++++ Rows ++++
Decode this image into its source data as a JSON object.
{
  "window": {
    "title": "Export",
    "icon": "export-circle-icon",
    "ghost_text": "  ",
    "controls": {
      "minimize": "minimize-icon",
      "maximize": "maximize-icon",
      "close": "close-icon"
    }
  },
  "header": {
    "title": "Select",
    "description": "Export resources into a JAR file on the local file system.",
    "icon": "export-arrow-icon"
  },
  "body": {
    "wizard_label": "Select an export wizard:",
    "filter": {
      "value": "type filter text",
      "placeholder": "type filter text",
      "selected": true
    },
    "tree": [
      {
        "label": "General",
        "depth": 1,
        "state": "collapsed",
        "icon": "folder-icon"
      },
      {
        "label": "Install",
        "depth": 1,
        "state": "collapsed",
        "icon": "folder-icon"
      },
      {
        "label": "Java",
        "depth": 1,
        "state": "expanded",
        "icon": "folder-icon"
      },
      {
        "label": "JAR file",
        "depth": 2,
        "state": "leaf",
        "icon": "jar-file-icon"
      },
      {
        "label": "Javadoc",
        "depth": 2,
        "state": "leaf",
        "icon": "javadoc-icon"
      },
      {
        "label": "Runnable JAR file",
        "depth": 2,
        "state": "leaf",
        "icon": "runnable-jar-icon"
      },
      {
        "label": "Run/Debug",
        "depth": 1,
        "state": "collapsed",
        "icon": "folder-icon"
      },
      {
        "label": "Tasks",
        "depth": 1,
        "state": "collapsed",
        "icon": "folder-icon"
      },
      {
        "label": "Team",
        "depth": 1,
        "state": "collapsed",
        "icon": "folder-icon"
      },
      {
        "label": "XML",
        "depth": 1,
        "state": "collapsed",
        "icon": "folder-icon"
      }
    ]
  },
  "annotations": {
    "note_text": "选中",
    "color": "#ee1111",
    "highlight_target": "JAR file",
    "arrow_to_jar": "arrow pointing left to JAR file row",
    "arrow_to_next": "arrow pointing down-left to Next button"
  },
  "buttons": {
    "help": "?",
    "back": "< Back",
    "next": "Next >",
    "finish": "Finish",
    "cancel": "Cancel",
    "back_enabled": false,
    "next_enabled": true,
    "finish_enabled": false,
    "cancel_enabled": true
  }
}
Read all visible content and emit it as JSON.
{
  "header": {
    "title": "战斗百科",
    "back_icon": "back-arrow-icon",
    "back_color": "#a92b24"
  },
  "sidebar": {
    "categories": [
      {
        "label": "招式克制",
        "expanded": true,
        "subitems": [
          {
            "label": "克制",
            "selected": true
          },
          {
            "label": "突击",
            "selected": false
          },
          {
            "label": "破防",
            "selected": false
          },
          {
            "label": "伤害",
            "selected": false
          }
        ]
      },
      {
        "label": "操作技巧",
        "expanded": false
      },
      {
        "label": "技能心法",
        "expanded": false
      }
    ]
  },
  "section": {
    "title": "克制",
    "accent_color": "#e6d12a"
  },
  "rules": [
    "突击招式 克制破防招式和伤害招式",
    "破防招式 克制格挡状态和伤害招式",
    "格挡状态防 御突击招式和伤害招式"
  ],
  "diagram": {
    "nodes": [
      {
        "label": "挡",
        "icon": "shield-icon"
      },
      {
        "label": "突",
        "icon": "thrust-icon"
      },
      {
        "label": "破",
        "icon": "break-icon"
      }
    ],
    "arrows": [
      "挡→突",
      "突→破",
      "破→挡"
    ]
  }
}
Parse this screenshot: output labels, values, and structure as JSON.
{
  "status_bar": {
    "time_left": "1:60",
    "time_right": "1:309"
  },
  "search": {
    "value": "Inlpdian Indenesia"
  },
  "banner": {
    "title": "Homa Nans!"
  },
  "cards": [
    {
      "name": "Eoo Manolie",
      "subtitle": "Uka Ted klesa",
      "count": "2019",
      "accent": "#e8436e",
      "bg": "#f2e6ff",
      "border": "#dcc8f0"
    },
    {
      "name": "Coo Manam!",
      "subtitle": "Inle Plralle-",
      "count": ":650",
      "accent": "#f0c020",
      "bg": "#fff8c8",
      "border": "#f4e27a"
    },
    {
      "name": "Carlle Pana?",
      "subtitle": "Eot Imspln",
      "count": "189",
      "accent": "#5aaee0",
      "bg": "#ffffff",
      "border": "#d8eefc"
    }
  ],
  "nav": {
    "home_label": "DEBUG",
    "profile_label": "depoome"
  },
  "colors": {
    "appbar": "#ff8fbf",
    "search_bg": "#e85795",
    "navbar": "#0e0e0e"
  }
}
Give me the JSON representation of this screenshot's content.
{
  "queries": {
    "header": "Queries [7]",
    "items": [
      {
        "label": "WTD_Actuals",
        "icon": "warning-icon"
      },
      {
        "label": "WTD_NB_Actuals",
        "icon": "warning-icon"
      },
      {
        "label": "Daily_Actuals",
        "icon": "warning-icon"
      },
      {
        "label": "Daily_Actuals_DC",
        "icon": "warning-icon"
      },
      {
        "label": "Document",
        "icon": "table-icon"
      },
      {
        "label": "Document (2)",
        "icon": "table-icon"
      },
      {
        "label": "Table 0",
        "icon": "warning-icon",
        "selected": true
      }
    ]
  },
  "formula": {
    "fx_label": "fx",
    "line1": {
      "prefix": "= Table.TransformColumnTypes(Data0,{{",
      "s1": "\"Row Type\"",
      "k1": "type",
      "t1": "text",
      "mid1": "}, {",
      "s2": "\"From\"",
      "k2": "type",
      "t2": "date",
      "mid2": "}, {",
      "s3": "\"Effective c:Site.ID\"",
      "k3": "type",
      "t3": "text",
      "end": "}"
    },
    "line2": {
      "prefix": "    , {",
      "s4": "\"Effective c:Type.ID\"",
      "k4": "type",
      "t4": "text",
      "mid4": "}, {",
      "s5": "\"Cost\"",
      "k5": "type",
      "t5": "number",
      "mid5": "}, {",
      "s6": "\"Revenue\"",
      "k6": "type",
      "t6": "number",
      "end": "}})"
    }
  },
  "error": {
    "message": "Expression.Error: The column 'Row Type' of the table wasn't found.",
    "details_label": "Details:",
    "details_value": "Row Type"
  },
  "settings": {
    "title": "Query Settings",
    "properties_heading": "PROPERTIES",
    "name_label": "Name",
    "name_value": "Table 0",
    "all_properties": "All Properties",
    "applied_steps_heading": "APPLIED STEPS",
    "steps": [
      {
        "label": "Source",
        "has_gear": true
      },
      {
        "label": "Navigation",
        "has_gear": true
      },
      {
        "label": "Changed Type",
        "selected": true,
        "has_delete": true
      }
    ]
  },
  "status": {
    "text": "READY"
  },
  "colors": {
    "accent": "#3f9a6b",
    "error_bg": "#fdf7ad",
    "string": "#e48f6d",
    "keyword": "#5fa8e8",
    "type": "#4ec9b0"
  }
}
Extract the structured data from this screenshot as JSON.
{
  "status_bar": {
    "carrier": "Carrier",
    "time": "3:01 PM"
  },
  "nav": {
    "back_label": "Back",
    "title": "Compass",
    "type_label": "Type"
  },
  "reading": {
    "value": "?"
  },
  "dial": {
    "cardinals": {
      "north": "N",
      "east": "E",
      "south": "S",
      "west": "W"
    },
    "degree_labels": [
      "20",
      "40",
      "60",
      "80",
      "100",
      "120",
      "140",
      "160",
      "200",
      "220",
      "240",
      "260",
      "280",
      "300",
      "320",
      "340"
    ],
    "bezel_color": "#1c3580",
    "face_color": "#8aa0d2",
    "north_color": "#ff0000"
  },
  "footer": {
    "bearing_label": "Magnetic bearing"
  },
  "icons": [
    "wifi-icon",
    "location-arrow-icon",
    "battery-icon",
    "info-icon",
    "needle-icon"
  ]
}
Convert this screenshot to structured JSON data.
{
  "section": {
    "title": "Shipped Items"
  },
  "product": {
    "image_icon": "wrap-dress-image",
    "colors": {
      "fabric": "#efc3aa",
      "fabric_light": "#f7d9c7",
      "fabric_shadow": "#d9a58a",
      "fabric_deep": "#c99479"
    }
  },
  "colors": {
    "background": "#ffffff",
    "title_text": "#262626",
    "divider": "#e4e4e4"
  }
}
++++
» **Work to do**: Your output consists solely of the lines from the one with "Convert this screenshot" through the last line, copied exactly.

» **The response**:
Convert this screenshot to structured JSON data.
{
  "section": {
    "title": "Shipped Items"
  },
  "product": {
    "image_icon": "wrap-dress-image",
    "colors": {
      "fabric": "#efc3aa",
      "fabric_light": "#f7d9c7",
      "fabric_shadow": "#d9a58a",
      "fabric_deep": "#c99479"
    }
  },
  "colors": {
    "background": "#ffffff",
    "title_text": "#262626",
    "divider": "#e4e4e4"
  }
}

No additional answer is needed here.